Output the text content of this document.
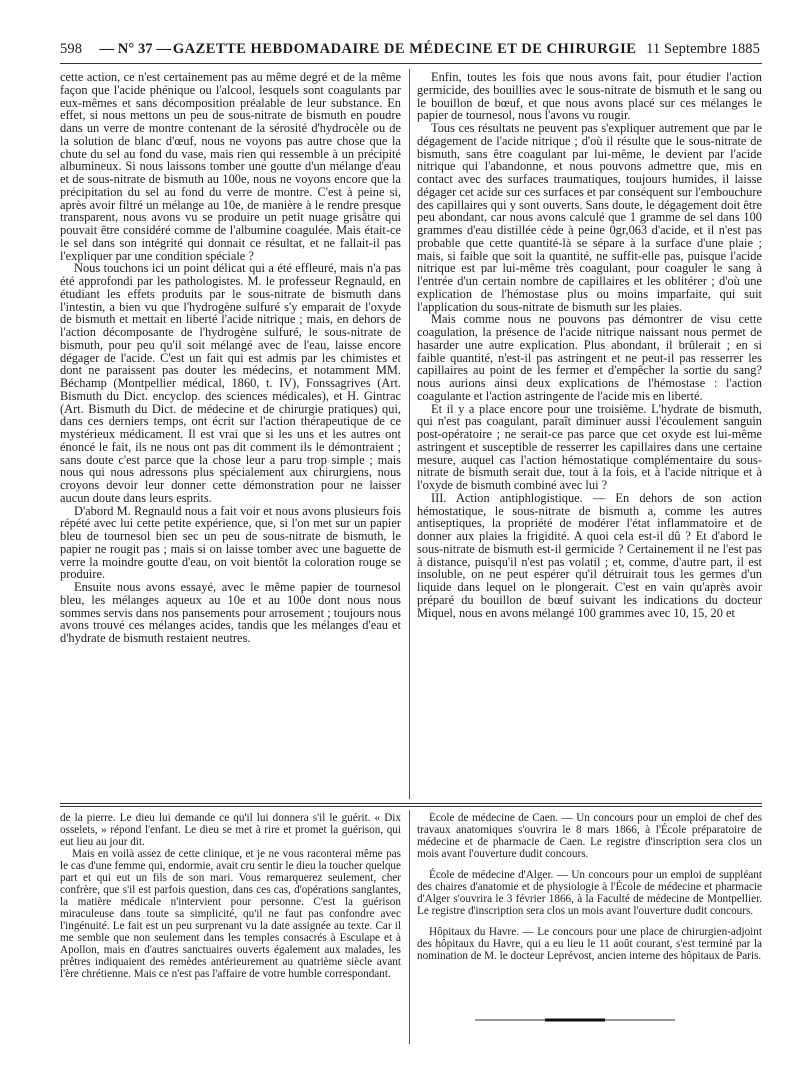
598	— N° 37 — GAZETTE HEBDOMADAIRE DE MÉDECINE ET DE CHIRURGIE 11 Septembre 1885

cette action, ce n'est certainement pas au même degré et de la même façon que l'acide phénique ou l'alcool, lesquels sont coagulants par eux-mêmes et sans décomposition préalable de leur substance. En effet, si nous mettons un peu de sous-nitrate de bismuth en poudre dans un verre de montre contenant de la sérosité d'hydrocèle ou de la solution de blanc d'œuf, nous ne voyons pas autre chose que la chute du sel au fond du vase, mais rien qui ressemble à un précipité albumineux. Si nous laissons tomber une goutte d'un mélange d'eau et de sous-nitrate de bismuth au 100e, nous ne voyons encore que la précipitation du sel au fond du verre de montre. C'est à peine si, après avoir filtré un mélange au 10e, de manière à le rendre presque transparent, nous avons vu se produire un petit nuage grisâtre qui pouvait être considéré comme de l'albumine coagulée. Mais était-ce le sel dans son intégrité qui donnait ce résultat, et ne fallait-il pas l'expliquer par une condition spéciale ?

Nous touchons ici un point délicat qui a été effleuré, mais n'a pas été approfondi par les pathologistes. M. le professeur Regnauld, en étudiant les effets produits par le sous-nitrate de bismuth dans l'intestin, a bien vu que l'hydrogène sulfuré s'y emparait de l'oxyde de bismuth et mettait en liberté l'acide nitrique ; mais, en dehors de l'action décomposante de l'hydrogène sulfuré, le sous-nitrate de bismuth, pour peu qu'il soit mélangé avec de l'eau, laisse encore dégager de l'acide. C'est un fait qui est admis par les chimistes et dont ne paraissent pas douter les médecins, et notamment MM. Béchamp (Montpellier médical, 1860, t. IV), Fonssagrives (Art. Bismuth du Dict. encyclop. des sciences médicales), et H. Gintrac (Art. Bismuth du Dict. de médecine et de chirurgie pratiques) qui, dans ces derniers temps, ont écrit sur l'action thérapeutique de ce mystérieux médicament. Il est vrai que si les uns et les autres ont énoncé le fait, ils ne nous ont pas dit comment ils le démontraient ; sans doute c'est parce que la chose leur a paru trop simple ; mais nous qui nous adressons plus spécialement aux chirurgiens, nous croyons devoir leur donner cette démonstration pour ne laisser aucun doute dans leurs esprits.

D'abord M. Regnauld nous a fait voir et nous avons plusieurs fois répété avec lui cette petite expérience, que, si l'on met sur un papier bleu de tournesol bien sec un peu de sous-nitrate de bismuth, le papier ne rougit pas ; mais si on laisse tomber avec une baguette de verre la moindre goutte d'eau, on voit bientôt la coloration rouge se produire.

Ensuite nous avons essayé, avec le même papier de tournesol bleu, les mélanges aqueux au 10e et au 100e dont nous nous sommes servis dans nos pansements pour arrosement ; toujours nous avons trouvé ces mélanges acides, tandis que les mélanges d'eau et d'hydrate de bismuth restaient neutres.

Enfin, toutes les fois que nous avons fait, pour étudier l'action germicide, des bouillies avec le sous-nitrate de bismuth et le sang ou le bouillon de bœuf, et que nous avons placé sur ces mélanges le papier de tournesol, nous l'avons vu rougir.

Tous ces résultats ne peuvent pas s'expliquer autrement que par le dégagement de l'acide nitrique ; d'où il résulte que le sous-nitrate de bismuth, sans être coagulant par lui-même, le devient par l'acide nitrique qui l'abandonne, et nous pouvons admettre que, mis en contact avec des surfaces traumatiques, toujours humides, il laisse dégager cet acide sur ces surfaces et par conséquent sur l'embouchure des capillaires qui y sont ouverts. Sans doute, le dégagement doit être peu abondant, car nous avons calculé que 1 gramme de sel dans 100 grammes d'eau distillée cède à peine 0gr,063 d'acide, et il n'est pas probable que cette quantité-là se sépare à la surface d'une plaie ; mais, si faible que soit la quantité, ne suffit-elle pas, puisque l'acide nitrique est par lui-même très coagulant, pour coaguler le sang à l'entrée d'un certain nombre de capillaires et les oblitérer ; d'où une explication de l'hémostase plus ou moins imparfaite, qui suit l'application du sous-nitrate de bismuth sur les plaies.

Mais comme nous ne pouvons pas démontrer de visu cette coagulation, la présence de l'acide nitrique naissant nous permet de hasarder une autre explication. Plus abondant, il brûlerait ; en si faible quantité, n'est-il pas astringent et ne peut-il pas resserrer les capillaires au point de les fermer et d'empêcher la sortie du sang? nous aurions ainsi deux explications de l'hémostase : l'action coagulante et l'action astringente de l'acide mis en liberté.

Et il y a place encore pour une troisième. L'hydrate de bismuth, qui n'est pas coagulant, paraît diminuer aussi l'écoulement sanguin post-opératoire ; ne serait-ce pas parce que cet oxyde est lui-même astringent et susceptible de resserrer les capillaires dans une certaine mesure, auquel cas l'action hémostatique complémentaire du sous-nitrate de bismuth serait due, tout à la fois, et à l'acide nitrique et à l'oxyde de bismuth combiné avec lui ?

III. Action antiphlogistique. — En dehors de son action hémostatique, le sous-nitrate de bismuth a, comme les autres antiseptiques, la propriété de modérer l'état inflammatoire et de donner aux plaies la frigidité. A quoi cela est-il dû ? Et d'abord le sous-nitrate de bismuth est-il germicide ? Certainement il ne l'est pas à distance, puisqu'il n'est pas volatil ; et, comme, d'autre part, il est insoluble, on ne peut espérer qu'il détruirait tous les germes d'un liquide dans lequel on le plongerait. C'est en vain qu'après avoir préparé du bouillon de bœuf suivant les indications du docteur Miquel, nous en avons mélangé 100 grammes avec 10, 15, 20 et

de la pierre. Le dieu lui demande ce qu'il lui donnera s'il le guérit. « Dix osselets, » répond l'enfant. Le dieu se met à rire et promet la guérison, qui eut lieu au jour dit.

Mais en voilà assez de cette clinique, et je ne vous raconterai même pas le cas d'une femme qui, endormie, avait cru sentir le dieu la toucher quelque part et qui eut un fils de son mari. Vous remarquerez seulement, cher confrère, que s'il est parfois question, dans ces cas, d'opérations sanglantes, la matière médicale n'intervient pour personne. C'est la guérison miraculeuse dans toute sa simplicité, qu'il ne faut pas confondre avec l'ingénuité. Le fait est un peu surprenant vu la date assignée au texte. Car il me semble que non seulement dans les temples consacrés à Esculape et à Apollon, mais en d'autres sanctuaires ouverts également aux malades, les prêtres indiquaient des remèdes antérieurement au quatrième siècle avant l'ère chrétienne. Mais ce n'est pas l'affaire de votre humble correspondant.

École de médecine de Caen. — Un concours pour un emploi de chef des travaux anatomiques s'ouvrira le 8 mars 1866, à l'École préparatoire de médecine et de pharmacie de Caen. Le registre d'inscription sera clos un mois avant l'ouverture dudit concours.

École de médecine d'Alger. — Un concours pour un emploi de suppléant des chaires d'anatomie et de physiologie à l'École de médecine et pharmacie d'Alger s'ouvrira le 3 février 1866, à la Faculté de médecine de Montpellier. Le registre d'inscription sera clos un mois avant l'ouverture dudit concours.

Hôpitaux du Havre. — Le concours pour une place de chirurgien-adjoint des hôpitaux du Havre, qui a eu lieu le 11 août courant, s'est terminé par la nomination de M. le docteur Leprévost, ancien interne des hôpitaux de Paris.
----
◆ **WORK TO BE COMPLETED**
Reproduce the listing above exactly, excluding all pictures.

◆ **SOLVED EXERCISE**
Output the text content of this document.
598	— N° 37 — GAZETTE HEBDOMADAIRE DE MÉDECINE ET DE CHIRURGIE 11 Septembre 1885

cette action, ce n'est certainement pas au même degré et de la même façon que l'acide phénique ou l'alcool, lesquels sont coagulants par eux-mêmes et sans décomposition préalable de leur substance. En effet, si nous mettons un peu de sous-nitrate de bismuth en poudre dans un verre de montre contenant de la sérosité d'hydrocèle ou de la solution de blanc d'œuf, nous ne voyons pas autre chose que la chute du sel au fond du vase, mais rien qui ressemble à un précipité albumineux. Si nous laissons tomber une goutte d'un mélange d'eau et de sous-nitrate de bismuth au 100e, nous ne voyons encore que la précipitation du sel au fond du verre de montre. C'est à peine si, après avoir filtré un mélange au 10e, de manière à le rendre presque transparent, nous avons vu se produire un petit nuage grisâtre qui pouvait être considéré comme de l'albumine coagulée. Mais était-ce le sel dans son intégrité qui donnait ce résultat, et ne fallait-il pas l'expliquer par une condition spéciale ?

Nous touchons ici un point délicat qui a été effleuré, mais n'a pas été approfondi par les pathologistes. M. le professeur Regnauld, en étudiant les effets produits par le sous-nitrate de bismuth dans l'intestin, a bien vu que l'hydrogène sulfuré s'y emparait de l'oxyde de bismuth et mettait en liberté l'acide nitrique ; mais, en dehors de l'action décomposante de l'hydrogène sulfuré, le sous-nitrate de bismuth, pour peu qu'il soit mélangé avec de l'eau, laisse encore dégager de l'acide. C'est un fait qui est admis par les chimistes et dont ne paraissent pas douter les médecins, et notamment MM. Béchamp (Montpellier médical, 1860, t. IV), Fonssagrives (Art. Bismuth du Dict. encyclop. des sciences médicales), et H. Gintrac (Art. Bismuth du Dict. de médecine et de chirurgie pratiques) qui, dans ces derniers temps, ont écrit sur l'action thérapeutique de ce mystérieux médicament. Il est vrai que si les uns et les autres ont énoncé le fait, ils ne nous ont pas dit comment ils le démontraient ; sans doute c'est parce que la chose leur a paru trop simple ; mais nous qui nous adressons plus spécialement aux chirurgiens, nous croyons devoir leur donner cette démonstration pour ne laisser aucun doute dans leurs esprits.

D'abord M. Regnauld nous a fait voir et nous avons plusieurs fois répété avec lui cette petite expérience, que, si l'on met sur un papier bleu de tournesol bien sec un peu de sous-nitrate de bismuth, le papier ne rougit pas ; mais si on laisse tomber avec une baguette de verre la moindre goutte d'eau, on voit bientôt la coloration rouge se produire.

Ensuite nous avons essayé, avec le même papier de tournesol bleu, les mélanges aqueux au 10e et au 100e dont nous nous sommes servis dans nos pansements pour arrosement ; toujours nous avons trouvé ces mélanges acides, tandis que les mélanges d'eau et d'hydrate de bismuth restaient neutres.

Enfin, toutes les fois que nous avons fait, pour étudier l'action germicide, des bouillies avec le sous-nitrate de bismuth et le sang ou le bouillon de bœuf, et que nous avons placé sur ces mélanges le papier de tournesol, nous l'avons vu rougir.

Tous ces résultats ne peuvent pas s'expliquer autrement que par le dégagement de l'acide nitrique ; d'où il résulte que le sous-nitrate de bismuth, sans être coagulant par lui-même, le devient par l'acide nitrique qui l'abandonne, et nous pouvons admettre que, mis en contact avec des surfaces traumatiques, toujours humides, il laisse dégager cet acide sur ces surfaces et par conséquent sur l'embouchure des capillaires qui y sont ouverts. Sans doute, le dégagement doit être peu abondant, car nous avons calculé que 1 gramme de sel dans 100 grammes d'eau distillée cède à peine 0gr,063 d'acide, et il n'est pas probable que cette quantité-là se sépare à la surface d'une plaie ; mais, si faible que soit la quantité, ne suffit-elle pas, puisque l'acide nitrique est par lui-même très coagulant, pour coaguler le sang à l'entrée d'un certain nombre de capillaires et les oblitérer ; d'où une explication de l'hémostase plus ou moins imparfaite, qui suit l'application du sous-nitrate de bismuth sur les plaies.

Mais comme nous ne pouvons pas démontrer de visu cette coagulation, la présence de l'acide nitrique naissant nous permet de hasarder une autre explication. Plus abondant, il brûlerait ; en si faible quantité, n'est-il pas astringent et ne peut-il pas resserrer les capillaires au point de les fermer et d'empêcher la sortie du sang? nous aurions ainsi deux explications de l'hémostase : l'action coagulante et l'action astringente de l'acide mis en liberté.

Et il y a place encore pour une troisième. L'hydrate de bismuth, qui n'est pas coagulant, paraît diminuer aussi l'écoulement sanguin post-opératoire ; ne serait-ce pas parce que cet oxyde est lui-même astringent et susceptible de resserrer les capillaires dans une certaine mesure, auquel cas l'action hémostatique complémentaire du sous-nitrate de bismuth serait due, tout à la fois, et à l'acide nitrique et à l'oxyde de bismuth combiné avec lui ?

III. Action antiphlogistique. — En dehors de son action hémostatique, le sous-nitrate de bismuth a, comme les autres antiseptiques, la propriété de modérer l'état inflammatoire et de donner aux plaies la frigidité. A quoi cela est-il dû ? Et d'abord le sous-nitrate de bismuth est-il germicide ? Certainement il ne l'est pas à distance, puisqu'il n'est pas volatil ; et, comme, d'autre part, il est insoluble, on ne peut espérer qu'il détruirait tous les germes d'un liquide dans lequel on le plongerait. C'est en vain qu'après avoir préparé du bouillon de bœuf suivant les indications du docteur Miquel, nous en avons mélangé 100 grammes avec 10, 15, 20 et

de la pierre. Le dieu lui demande ce qu'il lui donnera s'il le guérit. « Dix osselets, » répond l'enfant. Le dieu se met à rire et promet la guérison, qui eut lieu au jour dit.

Mais en voilà assez de cette clinique, et je ne vous raconterai même pas le cas d'une femme qui, endormie, avait cru sentir le dieu la toucher quelque part et qui eut un fils de son mari. Vous remarquerez seulement, cher confrère, que s'il est parfois question, dans ces cas, d'opérations sanglantes, la matière médicale n'intervient pour personne. C'est la guérison miraculeuse dans toute sa simplicité, qu'il ne faut pas confondre avec l'ingénuité. Le fait est un peu surprenant vu la date assignée au texte. Car il me semble que non seulement dans les temples consacrés à Esculape et à Apollon, mais en d'autres sanctuaires ouverts également aux malades, les prêtres indiquaient des remèdes antérieurement au quatrième siècle avant l'ère chrétienne. Mais ce n'est pas l'affaire de votre humble correspondant.

École de médecine de Caen. — Un concours pour un emploi de chef des travaux anatomiques s'ouvrira le 8 mars 1866, à l'École préparatoire de médecine et de pharmacie de Caen. Le registre d'inscription sera clos un mois avant l'ouverture dudit concours.

École de médecine d'Alger. — Un concours pour un emploi de suppléant des chaires d'anatomie et de physiologie à l'École de médecine et pharmacie d'Alger s'ouvrira le 3 février 1866, à la Faculté de médecine de Montpellier. Le registre d'inscription sera clos un mois avant l'ouverture dudit concours.

Hôpitaux du Havre. — Le concours pour une place de chirurgien-adjoint des hôpitaux du Havre, qui a eu lieu le 11 août courant, s'est terminé par la nomination de M. le docteur Leprévost, ancien interne des hôpitaux de Paris.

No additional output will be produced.